#### Goal of the exercise
Repeat the listing word for word. No pictures belong in the copy.

#### Records for the exercise
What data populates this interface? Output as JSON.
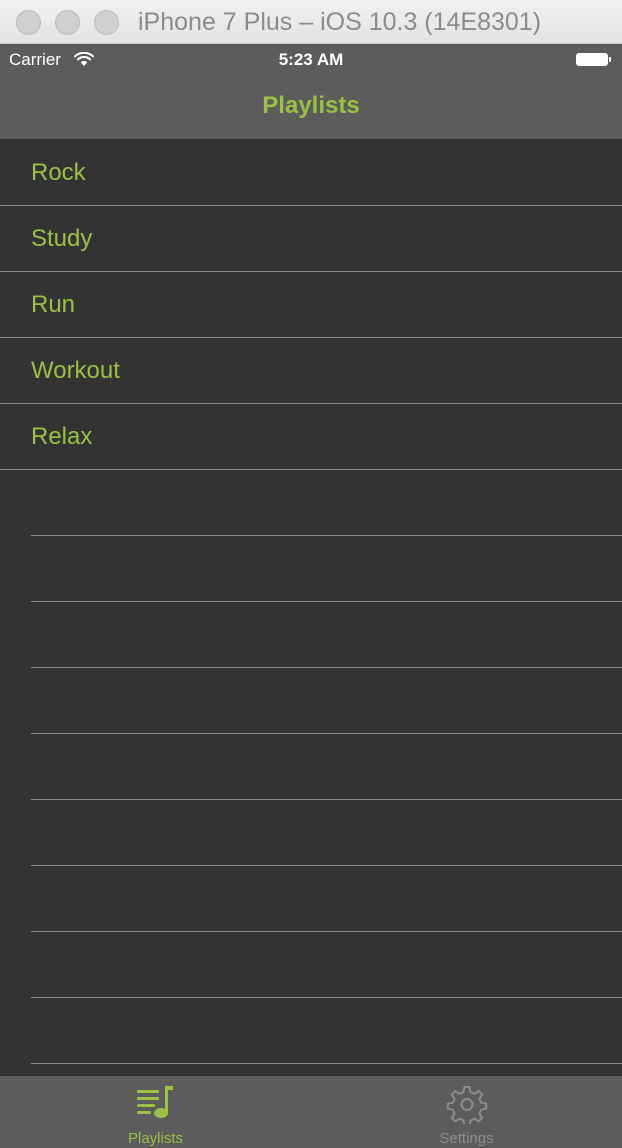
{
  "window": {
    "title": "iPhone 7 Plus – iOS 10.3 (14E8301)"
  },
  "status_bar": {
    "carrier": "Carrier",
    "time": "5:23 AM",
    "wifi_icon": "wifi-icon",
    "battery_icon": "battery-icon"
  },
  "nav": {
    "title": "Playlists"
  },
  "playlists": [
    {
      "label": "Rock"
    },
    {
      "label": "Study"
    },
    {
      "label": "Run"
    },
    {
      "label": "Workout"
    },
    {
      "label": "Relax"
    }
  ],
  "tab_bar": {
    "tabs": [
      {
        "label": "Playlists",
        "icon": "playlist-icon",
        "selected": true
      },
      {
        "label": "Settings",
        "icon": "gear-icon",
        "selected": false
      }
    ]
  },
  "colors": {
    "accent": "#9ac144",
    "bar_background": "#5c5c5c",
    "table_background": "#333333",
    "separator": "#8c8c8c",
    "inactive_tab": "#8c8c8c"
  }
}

#### Written response
What data populates this interface? Output as JSON.
{
  "window": {
    "title": "iPhone 7 Plus – iOS 10.3 (14E8301)"
  },
  "status_bar": {
    "carrier": "Carrier",
    "time": "5:23 AM",
    "wifi_icon": "wifi-icon",
    "battery_icon": "battery-icon"
  },
  "nav": {
    "title": "Playlists"
  },
  "playlists": [
    {
      "label": "Rock"
    },
    {
      "label": "Study"
    },
    {
      "label": "Run"
    },
    {
      "label": "Workout"
    },
    {
      "label": "Relax"
    }
  ],
  "tab_bar": {
    "tabs": [
      {
        "label": "Playlists",
        "icon": "playlist-icon",
        "selected": true
      },
      {
        "label": "Settings",
        "icon": "gear-icon",
        "selected": false
      }
    ]
  },
  "colors": {
    "accent": "#9ac144",
    "bar_background": "#5c5c5c",
    "table_background": "#333333",
    "separator": "#8c8c8c",
    "inactive_tab": "#8c8c8c"
  }
}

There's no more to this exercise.